[A block of data]
#####
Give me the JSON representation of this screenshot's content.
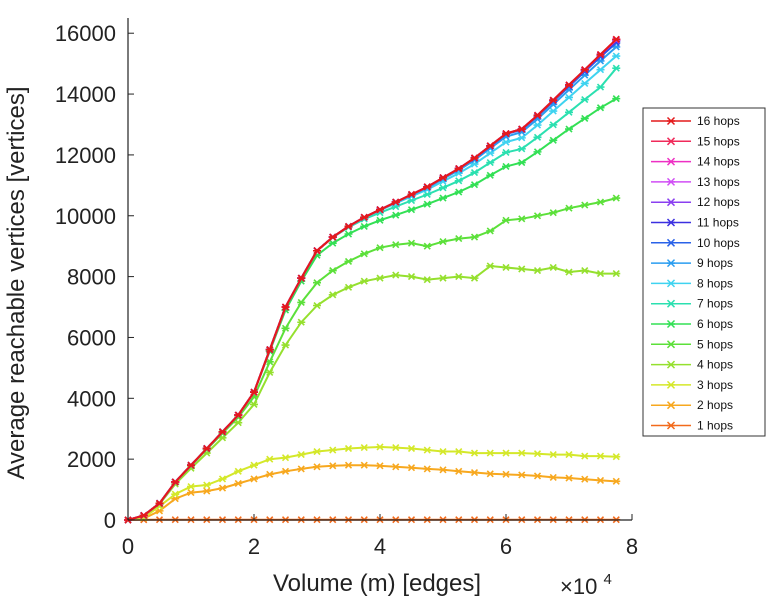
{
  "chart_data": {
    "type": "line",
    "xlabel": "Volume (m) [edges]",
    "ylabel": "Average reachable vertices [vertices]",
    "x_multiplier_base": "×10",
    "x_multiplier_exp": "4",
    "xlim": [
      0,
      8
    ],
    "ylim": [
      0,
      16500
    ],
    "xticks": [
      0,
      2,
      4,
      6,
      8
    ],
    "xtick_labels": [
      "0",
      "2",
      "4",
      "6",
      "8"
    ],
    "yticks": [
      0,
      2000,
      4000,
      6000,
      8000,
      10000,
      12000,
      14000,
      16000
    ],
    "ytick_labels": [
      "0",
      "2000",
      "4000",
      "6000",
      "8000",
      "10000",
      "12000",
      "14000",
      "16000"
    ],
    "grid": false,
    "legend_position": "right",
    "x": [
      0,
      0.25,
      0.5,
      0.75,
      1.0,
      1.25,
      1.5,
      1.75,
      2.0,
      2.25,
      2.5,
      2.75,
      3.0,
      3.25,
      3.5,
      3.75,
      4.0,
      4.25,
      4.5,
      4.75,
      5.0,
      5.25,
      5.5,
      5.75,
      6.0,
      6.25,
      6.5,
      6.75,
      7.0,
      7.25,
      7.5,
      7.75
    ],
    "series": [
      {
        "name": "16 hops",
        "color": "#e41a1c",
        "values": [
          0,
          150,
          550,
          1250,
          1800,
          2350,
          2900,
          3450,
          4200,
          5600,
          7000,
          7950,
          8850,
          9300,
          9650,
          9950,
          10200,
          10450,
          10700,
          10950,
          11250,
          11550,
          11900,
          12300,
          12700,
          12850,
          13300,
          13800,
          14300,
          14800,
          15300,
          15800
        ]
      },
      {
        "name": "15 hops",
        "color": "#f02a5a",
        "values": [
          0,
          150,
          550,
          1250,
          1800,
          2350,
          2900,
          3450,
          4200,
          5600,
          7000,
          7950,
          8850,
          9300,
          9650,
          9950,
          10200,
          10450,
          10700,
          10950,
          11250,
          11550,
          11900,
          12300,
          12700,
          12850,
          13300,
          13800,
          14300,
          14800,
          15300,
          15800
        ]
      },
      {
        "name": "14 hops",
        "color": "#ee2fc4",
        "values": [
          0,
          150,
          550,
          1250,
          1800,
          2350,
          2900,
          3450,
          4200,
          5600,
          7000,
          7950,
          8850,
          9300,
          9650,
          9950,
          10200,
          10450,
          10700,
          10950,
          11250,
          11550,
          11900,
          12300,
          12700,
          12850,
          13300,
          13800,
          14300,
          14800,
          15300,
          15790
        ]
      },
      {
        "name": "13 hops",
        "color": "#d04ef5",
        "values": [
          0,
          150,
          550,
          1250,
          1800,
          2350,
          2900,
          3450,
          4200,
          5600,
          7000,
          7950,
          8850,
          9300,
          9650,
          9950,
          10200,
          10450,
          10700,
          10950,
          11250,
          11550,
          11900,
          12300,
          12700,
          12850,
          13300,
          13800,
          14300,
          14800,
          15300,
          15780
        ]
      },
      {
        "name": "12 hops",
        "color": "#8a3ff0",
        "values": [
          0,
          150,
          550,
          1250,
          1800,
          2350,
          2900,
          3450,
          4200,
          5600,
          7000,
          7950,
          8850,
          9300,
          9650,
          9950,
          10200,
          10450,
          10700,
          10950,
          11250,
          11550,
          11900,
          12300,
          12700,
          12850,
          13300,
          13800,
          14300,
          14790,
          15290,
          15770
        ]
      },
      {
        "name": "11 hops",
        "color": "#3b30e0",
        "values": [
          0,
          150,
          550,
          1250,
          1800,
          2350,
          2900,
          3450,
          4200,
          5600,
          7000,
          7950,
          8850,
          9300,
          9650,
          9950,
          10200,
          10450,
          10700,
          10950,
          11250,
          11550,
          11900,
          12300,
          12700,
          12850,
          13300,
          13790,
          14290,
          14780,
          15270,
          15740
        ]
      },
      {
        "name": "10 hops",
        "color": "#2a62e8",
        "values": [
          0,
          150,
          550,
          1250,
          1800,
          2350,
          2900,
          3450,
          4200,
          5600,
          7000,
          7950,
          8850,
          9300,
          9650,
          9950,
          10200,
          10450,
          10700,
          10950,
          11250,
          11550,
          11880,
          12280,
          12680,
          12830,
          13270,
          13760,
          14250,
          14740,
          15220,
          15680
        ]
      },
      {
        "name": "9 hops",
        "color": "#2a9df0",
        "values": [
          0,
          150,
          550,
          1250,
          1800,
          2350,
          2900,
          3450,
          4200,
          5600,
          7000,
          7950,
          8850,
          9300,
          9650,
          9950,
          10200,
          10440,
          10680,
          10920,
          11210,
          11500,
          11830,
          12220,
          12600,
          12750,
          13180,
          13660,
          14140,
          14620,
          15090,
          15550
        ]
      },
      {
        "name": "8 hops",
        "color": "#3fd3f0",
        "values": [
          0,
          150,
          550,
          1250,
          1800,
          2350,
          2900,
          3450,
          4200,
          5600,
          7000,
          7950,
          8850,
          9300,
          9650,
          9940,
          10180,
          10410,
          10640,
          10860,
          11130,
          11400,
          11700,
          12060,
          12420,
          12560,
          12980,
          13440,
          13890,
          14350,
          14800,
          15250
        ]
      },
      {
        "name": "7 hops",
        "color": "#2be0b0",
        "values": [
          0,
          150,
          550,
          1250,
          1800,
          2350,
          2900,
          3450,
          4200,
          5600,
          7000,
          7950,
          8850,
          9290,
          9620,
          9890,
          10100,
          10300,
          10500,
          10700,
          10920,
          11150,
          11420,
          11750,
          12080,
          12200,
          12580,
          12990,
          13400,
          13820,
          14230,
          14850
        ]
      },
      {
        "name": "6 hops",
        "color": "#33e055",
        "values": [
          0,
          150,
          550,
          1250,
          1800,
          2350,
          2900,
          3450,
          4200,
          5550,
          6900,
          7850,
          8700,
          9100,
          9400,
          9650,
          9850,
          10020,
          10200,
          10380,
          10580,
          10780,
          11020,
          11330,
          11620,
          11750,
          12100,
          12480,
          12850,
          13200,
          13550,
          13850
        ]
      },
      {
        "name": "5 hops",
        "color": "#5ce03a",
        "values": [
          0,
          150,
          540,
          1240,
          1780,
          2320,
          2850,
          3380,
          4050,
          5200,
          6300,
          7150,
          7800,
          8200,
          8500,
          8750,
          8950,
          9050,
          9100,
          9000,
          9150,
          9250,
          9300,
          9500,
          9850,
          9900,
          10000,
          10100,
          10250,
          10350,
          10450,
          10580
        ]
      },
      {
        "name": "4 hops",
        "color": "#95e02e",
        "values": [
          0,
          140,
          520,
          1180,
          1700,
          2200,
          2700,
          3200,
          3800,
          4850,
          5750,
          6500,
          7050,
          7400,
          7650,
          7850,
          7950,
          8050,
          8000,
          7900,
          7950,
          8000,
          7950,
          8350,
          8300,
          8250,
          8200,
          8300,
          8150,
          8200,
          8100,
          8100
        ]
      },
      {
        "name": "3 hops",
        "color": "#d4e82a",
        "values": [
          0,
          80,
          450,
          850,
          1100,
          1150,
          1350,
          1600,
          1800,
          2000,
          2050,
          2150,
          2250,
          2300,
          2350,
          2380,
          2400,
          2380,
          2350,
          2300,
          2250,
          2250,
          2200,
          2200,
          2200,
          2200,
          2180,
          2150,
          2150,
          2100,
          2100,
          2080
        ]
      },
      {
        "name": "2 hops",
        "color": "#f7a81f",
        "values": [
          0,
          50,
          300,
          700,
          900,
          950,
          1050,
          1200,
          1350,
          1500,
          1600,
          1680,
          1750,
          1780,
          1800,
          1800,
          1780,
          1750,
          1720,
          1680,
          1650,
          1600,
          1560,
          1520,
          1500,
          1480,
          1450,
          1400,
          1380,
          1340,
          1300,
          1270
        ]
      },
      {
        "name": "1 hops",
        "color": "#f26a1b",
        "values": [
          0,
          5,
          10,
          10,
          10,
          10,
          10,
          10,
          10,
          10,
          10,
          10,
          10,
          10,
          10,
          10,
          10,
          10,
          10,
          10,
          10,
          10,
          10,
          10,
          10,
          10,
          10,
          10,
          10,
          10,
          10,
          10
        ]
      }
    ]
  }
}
#####
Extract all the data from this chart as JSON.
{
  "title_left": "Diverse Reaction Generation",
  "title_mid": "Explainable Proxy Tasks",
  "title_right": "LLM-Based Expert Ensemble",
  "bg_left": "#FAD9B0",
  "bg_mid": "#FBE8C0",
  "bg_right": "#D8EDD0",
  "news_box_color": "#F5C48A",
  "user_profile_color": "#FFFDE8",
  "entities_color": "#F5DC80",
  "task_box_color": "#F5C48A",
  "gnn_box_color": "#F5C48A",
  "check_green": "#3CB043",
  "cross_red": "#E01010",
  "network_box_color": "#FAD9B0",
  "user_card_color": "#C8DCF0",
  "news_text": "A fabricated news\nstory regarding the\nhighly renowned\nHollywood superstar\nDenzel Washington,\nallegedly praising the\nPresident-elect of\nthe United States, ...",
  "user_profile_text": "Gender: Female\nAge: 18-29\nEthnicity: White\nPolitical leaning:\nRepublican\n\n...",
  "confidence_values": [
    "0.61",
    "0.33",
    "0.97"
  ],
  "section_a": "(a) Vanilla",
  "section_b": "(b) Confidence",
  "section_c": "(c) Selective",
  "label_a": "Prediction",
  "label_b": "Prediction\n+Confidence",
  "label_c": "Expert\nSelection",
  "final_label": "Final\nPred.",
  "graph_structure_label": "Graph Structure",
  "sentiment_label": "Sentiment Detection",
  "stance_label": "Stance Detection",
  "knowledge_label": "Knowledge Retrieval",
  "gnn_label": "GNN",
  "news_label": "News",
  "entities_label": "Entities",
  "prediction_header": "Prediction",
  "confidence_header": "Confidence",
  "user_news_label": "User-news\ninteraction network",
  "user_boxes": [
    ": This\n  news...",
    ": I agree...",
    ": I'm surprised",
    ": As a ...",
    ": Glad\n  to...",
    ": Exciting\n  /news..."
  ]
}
#####
# Written task
In the listing, find each line with the string "Detection" and copy it.

# The reply
  "sentiment_label": "Sentiment Detection",
  "stance_label": "Stance Detection",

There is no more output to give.